Write the data out again in full, with no departure from the original.

LISTED RECORDS:
»»
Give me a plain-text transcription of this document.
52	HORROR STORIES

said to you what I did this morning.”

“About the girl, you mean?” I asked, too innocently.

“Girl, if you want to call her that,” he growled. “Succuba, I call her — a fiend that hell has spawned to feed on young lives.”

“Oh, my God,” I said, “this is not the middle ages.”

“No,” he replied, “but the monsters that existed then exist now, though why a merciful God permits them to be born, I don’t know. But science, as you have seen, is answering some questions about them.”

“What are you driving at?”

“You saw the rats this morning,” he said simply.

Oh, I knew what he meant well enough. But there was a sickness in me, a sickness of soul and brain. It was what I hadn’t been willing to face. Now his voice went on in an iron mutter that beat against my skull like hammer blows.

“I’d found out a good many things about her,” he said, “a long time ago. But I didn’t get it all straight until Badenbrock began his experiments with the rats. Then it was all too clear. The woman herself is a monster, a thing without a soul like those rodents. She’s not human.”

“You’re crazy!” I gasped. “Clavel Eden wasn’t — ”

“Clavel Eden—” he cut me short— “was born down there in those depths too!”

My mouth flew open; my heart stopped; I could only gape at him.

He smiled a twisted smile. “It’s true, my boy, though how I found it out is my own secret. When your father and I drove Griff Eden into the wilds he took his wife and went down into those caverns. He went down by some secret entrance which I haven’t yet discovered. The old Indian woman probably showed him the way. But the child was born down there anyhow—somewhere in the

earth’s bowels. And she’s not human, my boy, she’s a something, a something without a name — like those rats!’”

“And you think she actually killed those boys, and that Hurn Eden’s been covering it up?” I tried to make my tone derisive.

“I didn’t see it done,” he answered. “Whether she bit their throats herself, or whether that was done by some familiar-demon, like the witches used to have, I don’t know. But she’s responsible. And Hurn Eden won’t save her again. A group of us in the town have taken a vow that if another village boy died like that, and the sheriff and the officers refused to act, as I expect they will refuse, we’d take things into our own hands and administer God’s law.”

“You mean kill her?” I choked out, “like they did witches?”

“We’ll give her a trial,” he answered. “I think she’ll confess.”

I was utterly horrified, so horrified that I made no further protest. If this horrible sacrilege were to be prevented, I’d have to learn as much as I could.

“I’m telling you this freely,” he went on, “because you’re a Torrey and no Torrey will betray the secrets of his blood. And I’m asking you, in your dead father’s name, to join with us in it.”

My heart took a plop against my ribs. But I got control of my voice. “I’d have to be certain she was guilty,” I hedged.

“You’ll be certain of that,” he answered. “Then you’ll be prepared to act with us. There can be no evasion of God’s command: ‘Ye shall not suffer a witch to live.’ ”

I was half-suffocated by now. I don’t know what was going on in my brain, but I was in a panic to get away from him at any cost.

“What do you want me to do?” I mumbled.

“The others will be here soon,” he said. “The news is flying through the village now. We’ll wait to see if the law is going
««
RESULT BELOW:
Give me a plain-text transcription of this document.
52	HORROR STORIES

said to you what I did this morning.”

“About the girl, you mean?” I asked, too innocently.

“Girl, if you want to call her that,” he growled. “Succuba, I call her — a fiend that hell has spawned to feed on young lives.”

“Oh, my God,” I said, “this is not the middle ages.”

“No,” he replied, “but the monsters that existed then exist now, though why a merciful God permits them to be born, I don’t know. But science, as you have seen, is answering some questions about them.”

“What are you driving at?”

“You saw the rats this morning,” he said simply.

Oh, I knew what he meant well enough. But there was a sickness in me, a sickness of soul and brain. It was what I hadn’t been willing to face. Now his voice went on in an iron mutter that beat against my skull like hammer blows.

“I’d found out a good many things about her,” he said, “a long time ago. But I didn’t get it all straight until Badenbrock began his experiments with the rats. Then it was all too clear. The woman herself is a monster, a thing without a soul like those rodents. She’s not human.”

“You’re crazy!” I gasped. “Clavel Eden wasn’t — ”

“Clavel Eden—” he cut me short— “was born down there in those depths too!”

My mouth flew open; my heart stopped; I could only gape at him.

He smiled a twisted smile. “It’s true, my boy, though how I found it out is my own secret. When your father and I drove Griff Eden into the wilds he took his wife and went down into those caverns. He went down by some secret entrance which I haven’t yet discovered. The old Indian woman probably showed him the way. But the child was born down there anyhow—somewhere in the

earth’s bowels. And she’s not human, my boy, she’s a something, a something without a name — like those rats!’”

“And you think she actually killed those boys, and that Hurn Eden’s been covering it up?” I tried to make my tone derisive.

“I didn’t see it done,” he answered. “Whether she bit their throats herself, or whether that was done by some familiar-demon, like the witches used to have, I don’t know. But she’s responsible. And Hurn Eden won’t save her again. A group of us in the town have taken a vow that if another village boy died like that, and the sheriff and the officers refused to act, as I expect they will refuse, we’d take things into our own hands and administer God’s law.”

“You mean kill her?” I choked out, “like they did witches?”

“We’ll give her a trial,” he answered. “I think she’ll confess.”

I was utterly horrified, so horrified that I made no further protest. If this horrible sacrilege were to be prevented, I’d have to learn as much as I could.

“I’m telling you this freely,” he went on, “because you’re a Torrey and no Torrey will betray the secrets of his blood. And I’m asking you, in your dead father’s name, to join with us in it.”

My heart took a plop against my ribs. But I got control of my voice. “I’d have to be certain she was guilty,” I hedged.

“You’ll be certain of that,” he answered. “Then you’ll be prepared to act with us. There can be no evasion of God’s command: ‘Ye shall not suffer a witch to live.’ ”

I was half-suffocated by now. I don’t know what was going on in my brain, but I was in a panic to get away from him at any cost.

“What do you want me to do?” I mumbled.

“The others will be here soon,” he said. “The news is flying through the village now. We’ll wait to see if the law is going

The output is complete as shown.